►
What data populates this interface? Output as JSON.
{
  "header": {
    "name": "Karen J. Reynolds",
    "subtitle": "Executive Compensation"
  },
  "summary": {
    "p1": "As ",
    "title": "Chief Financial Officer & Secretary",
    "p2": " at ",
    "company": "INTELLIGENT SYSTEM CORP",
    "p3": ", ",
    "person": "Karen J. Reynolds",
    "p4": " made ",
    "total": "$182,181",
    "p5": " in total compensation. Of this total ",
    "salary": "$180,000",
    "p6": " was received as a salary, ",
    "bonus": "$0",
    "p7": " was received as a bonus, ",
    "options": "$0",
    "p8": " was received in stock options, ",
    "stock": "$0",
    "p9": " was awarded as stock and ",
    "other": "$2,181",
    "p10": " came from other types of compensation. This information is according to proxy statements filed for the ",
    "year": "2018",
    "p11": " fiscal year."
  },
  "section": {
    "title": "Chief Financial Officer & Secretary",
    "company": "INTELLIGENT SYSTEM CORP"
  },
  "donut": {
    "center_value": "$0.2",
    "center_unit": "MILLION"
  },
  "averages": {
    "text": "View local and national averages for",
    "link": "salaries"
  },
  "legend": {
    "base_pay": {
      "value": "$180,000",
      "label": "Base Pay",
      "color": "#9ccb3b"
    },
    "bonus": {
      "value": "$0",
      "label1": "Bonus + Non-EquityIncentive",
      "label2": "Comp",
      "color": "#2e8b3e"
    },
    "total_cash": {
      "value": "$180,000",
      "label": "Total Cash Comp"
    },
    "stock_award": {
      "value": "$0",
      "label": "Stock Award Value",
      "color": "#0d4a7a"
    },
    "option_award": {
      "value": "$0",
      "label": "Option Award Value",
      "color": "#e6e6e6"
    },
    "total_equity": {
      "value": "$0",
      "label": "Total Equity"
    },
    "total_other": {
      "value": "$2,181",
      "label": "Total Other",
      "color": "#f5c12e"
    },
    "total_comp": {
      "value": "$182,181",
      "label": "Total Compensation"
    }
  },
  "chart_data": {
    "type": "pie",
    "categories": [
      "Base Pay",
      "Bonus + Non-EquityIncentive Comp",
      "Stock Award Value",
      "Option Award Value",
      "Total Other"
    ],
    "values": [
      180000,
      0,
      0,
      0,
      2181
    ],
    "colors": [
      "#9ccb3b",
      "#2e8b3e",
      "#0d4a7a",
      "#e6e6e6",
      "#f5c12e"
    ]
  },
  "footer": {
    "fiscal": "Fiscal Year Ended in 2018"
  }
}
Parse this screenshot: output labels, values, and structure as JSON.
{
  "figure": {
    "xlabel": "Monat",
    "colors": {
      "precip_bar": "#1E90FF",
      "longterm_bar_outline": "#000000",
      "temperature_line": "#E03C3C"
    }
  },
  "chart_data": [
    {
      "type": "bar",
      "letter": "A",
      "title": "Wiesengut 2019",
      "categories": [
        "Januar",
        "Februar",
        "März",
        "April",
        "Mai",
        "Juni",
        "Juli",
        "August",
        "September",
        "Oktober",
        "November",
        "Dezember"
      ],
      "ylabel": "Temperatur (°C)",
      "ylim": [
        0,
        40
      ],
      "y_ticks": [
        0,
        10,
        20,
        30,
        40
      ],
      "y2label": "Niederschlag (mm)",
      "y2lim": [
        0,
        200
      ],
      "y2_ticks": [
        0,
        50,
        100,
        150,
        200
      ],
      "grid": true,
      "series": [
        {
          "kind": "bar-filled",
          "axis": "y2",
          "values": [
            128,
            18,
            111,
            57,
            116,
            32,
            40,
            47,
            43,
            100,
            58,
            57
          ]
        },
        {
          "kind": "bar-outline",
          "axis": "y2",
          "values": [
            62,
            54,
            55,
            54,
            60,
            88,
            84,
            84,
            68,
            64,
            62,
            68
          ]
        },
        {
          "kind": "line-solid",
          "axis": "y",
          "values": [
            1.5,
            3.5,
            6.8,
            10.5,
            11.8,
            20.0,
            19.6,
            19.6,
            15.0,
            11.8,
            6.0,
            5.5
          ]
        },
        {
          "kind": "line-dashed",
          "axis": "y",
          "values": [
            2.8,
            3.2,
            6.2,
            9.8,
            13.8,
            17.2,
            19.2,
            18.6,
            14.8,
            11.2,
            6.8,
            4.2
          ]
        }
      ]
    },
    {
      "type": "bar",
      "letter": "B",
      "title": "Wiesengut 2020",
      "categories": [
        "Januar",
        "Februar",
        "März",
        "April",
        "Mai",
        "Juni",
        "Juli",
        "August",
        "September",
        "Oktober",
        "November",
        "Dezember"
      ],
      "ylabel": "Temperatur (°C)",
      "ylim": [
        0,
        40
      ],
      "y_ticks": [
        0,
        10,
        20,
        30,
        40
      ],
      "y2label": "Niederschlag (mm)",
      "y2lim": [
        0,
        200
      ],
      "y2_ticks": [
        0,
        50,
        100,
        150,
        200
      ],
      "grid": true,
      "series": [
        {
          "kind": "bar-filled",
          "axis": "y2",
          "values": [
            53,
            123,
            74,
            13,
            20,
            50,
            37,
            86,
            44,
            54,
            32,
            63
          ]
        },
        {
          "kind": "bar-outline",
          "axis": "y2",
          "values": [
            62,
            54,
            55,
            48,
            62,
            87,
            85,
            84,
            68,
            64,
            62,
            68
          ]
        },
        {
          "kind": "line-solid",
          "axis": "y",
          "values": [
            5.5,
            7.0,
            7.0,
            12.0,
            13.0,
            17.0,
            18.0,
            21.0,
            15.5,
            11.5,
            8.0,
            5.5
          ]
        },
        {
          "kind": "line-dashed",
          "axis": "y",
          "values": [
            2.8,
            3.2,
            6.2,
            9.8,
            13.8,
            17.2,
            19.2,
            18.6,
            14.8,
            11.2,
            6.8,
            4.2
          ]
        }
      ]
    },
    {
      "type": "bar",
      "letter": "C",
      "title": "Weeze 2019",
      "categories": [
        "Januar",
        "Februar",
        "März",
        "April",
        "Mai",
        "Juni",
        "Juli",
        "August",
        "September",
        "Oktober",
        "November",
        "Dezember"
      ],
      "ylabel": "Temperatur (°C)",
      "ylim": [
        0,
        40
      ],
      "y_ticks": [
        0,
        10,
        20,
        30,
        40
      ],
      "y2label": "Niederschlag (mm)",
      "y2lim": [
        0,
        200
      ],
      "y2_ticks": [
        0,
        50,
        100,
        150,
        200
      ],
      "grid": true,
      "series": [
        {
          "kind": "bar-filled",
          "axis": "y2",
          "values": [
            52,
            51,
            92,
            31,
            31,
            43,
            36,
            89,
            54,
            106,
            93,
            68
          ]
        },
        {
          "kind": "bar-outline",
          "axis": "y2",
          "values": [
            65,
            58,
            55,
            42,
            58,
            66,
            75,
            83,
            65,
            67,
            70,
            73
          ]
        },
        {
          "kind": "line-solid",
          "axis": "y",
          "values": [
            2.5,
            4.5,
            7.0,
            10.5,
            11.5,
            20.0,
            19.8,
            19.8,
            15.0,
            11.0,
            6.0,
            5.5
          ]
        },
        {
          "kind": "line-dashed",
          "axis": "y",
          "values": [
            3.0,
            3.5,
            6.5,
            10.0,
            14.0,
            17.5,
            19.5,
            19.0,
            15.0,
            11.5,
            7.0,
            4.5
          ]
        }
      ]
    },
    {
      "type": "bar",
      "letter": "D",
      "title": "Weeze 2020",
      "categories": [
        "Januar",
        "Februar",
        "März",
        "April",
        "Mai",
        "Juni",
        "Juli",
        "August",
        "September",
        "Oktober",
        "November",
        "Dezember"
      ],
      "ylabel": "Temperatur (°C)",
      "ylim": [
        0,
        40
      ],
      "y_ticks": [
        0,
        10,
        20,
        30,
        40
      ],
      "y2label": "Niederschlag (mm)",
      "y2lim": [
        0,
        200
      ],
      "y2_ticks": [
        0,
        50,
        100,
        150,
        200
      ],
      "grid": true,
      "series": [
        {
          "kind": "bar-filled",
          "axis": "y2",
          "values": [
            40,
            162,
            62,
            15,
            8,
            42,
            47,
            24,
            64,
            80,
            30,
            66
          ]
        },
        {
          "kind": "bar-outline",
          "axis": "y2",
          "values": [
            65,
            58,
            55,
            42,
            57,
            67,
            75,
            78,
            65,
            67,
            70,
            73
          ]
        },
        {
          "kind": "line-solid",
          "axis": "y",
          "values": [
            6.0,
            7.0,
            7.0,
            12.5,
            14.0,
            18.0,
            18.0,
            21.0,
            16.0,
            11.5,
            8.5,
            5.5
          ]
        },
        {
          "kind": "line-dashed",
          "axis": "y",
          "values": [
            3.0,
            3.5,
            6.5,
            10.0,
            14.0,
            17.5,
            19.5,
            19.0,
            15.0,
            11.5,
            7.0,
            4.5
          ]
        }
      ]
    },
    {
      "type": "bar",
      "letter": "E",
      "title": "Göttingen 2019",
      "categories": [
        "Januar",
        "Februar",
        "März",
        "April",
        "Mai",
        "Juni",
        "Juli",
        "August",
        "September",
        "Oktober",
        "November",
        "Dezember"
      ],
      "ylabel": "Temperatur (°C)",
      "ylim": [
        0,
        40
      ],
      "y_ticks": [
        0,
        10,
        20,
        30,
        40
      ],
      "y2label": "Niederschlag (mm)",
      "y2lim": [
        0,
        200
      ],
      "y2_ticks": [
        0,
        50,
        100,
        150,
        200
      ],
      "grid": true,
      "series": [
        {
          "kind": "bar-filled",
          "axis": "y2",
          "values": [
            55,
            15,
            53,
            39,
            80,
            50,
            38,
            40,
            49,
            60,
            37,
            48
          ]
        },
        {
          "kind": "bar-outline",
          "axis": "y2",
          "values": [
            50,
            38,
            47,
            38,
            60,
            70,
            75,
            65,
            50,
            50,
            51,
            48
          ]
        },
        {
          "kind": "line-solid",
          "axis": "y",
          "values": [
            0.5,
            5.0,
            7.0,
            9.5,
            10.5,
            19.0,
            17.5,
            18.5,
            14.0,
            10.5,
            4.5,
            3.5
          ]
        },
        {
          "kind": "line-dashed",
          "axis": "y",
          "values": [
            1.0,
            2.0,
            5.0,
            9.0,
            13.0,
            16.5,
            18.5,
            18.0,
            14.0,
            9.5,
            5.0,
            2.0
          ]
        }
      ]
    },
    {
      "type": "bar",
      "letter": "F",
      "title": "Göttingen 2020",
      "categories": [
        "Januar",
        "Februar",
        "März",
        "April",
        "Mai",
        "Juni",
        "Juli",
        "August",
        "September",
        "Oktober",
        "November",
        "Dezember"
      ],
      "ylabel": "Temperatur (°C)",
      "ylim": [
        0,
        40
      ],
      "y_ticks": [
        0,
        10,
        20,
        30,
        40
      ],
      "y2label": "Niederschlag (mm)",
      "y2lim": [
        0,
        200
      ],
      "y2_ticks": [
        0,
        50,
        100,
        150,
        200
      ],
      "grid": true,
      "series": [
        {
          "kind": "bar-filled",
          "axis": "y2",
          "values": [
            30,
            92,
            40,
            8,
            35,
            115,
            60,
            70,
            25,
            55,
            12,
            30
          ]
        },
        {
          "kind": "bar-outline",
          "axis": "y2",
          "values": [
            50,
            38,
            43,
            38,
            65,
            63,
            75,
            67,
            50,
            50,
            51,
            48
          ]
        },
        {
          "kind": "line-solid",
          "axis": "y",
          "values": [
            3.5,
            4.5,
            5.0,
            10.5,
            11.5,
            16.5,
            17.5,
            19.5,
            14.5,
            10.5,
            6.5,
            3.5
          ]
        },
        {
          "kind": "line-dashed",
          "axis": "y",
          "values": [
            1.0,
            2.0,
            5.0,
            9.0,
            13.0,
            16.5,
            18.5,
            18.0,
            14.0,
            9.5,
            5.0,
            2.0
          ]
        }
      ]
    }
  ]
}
◄
= EXERCISE =
Gather from the entries above all lines that include the string "Reynolds".

= RESPONSE TO THIS EXERCISE =
    "name": "Karen J. Reynolds",
    "person": "Karen J. Reynolds",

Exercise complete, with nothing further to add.